## The task
Pictures stay out of your copy, but everything else in the records below must be repeated exactly.

(Records from a data source)
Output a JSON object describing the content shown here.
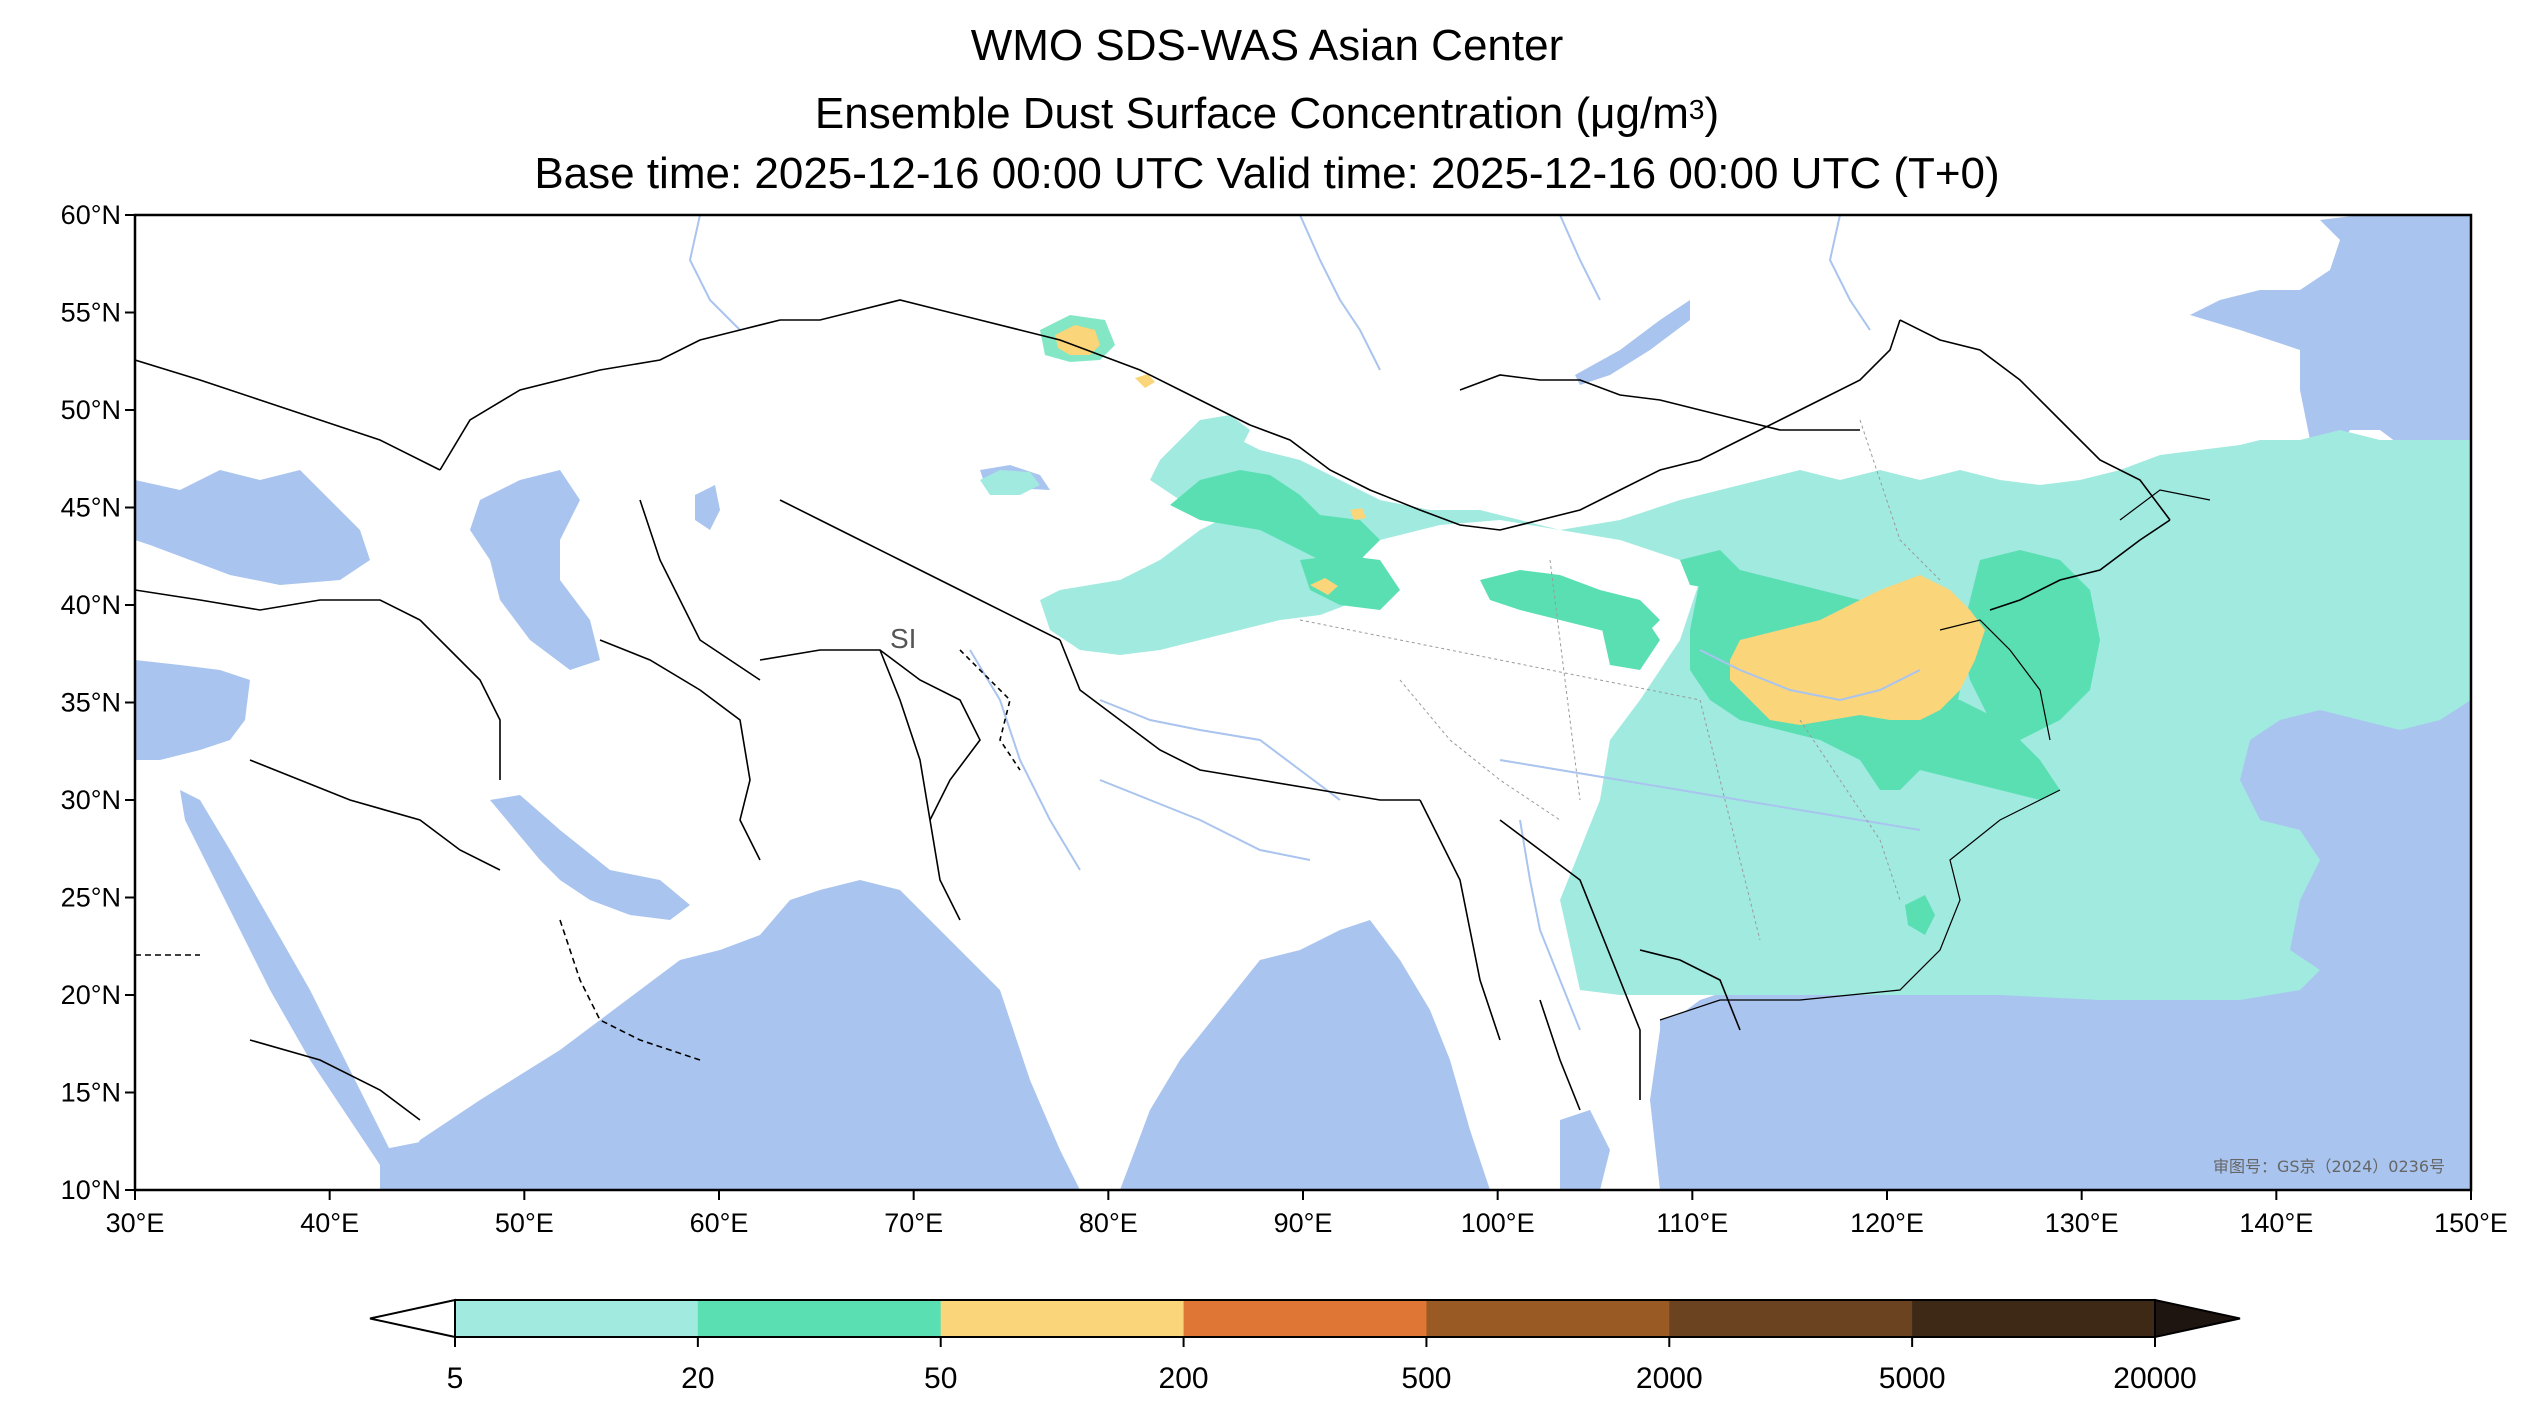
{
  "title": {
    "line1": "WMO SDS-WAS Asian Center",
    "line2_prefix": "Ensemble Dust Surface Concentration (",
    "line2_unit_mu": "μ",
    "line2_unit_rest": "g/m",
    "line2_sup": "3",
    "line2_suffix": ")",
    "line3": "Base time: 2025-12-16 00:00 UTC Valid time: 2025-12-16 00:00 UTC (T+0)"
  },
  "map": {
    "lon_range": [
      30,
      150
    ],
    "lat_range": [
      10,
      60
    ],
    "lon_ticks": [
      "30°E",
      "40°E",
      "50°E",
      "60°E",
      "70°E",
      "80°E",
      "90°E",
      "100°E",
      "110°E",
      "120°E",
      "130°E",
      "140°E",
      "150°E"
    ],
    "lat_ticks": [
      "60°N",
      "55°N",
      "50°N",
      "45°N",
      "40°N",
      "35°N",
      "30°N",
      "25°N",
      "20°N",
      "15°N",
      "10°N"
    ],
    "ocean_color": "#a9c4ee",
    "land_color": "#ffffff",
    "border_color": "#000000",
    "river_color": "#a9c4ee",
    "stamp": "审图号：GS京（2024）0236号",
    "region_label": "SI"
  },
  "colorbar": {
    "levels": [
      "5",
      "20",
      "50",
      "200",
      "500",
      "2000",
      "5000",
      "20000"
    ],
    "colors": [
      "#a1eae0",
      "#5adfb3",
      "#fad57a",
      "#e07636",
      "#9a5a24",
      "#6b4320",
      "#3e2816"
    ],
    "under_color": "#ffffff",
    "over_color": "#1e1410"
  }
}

## Full answer
Output a JSON object describing the content shown here.
{
  "title": {
    "line1": "WMO SDS-WAS Asian Center",
    "line2_prefix": "Ensemble Dust Surface Concentration (",
    "line2_unit_mu": "μ",
    "line2_unit_rest": "g/m",
    "line2_sup": "3",
    "line2_suffix": ")",
    "line3": "Base time: 2025-12-16 00:00 UTC Valid time: 2025-12-16 00:00 UTC (T+0)"
  },
  "map": {
    "lon_range": [
      30,
      150
    ],
    "lat_range": [
      10,
      60
    ],
    "lon_ticks": [
      "30°E",
      "40°E",
      "50°E",
      "60°E",
      "70°E",
      "80°E",
      "90°E",
      "100°E",
      "110°E",
      "120°E",
      "130°E",
      "140°E",
      "150°E"
    ],
    "lat_ticks": [
      "60°N",
      "55°N",
      "50°N",
      "45°N",
      "40°N",
      "35°N",
      "30°N",
      "25°N",
      "20°N",
      "15°N",
      "10°N"
    ],
    "ocean_color": "#a9c4ee",
    "land_color": "#ffffff",
    "border_color": "#000000",
    "river_color": "#a9c4ee",
    "stamp": "审图号：GS京（2024）0236号",
    "region_label": "SI"
  },
  "colorbar": {
    "levels": [
      "5",
      "20",
      "50",
      "200",
      "500",
      "2000",
      "5000",
      "20000"
    ],
    "colors": [
      "#a1eae0",
      "#5adfb3",
      "#fad57a",
      "#e07636",
      "#9a5a24",
      "#6b4320",
      "#3e2816"
    ],
    "under_color": "#ffffff",
    "over_color": "#1e1410"
  }
}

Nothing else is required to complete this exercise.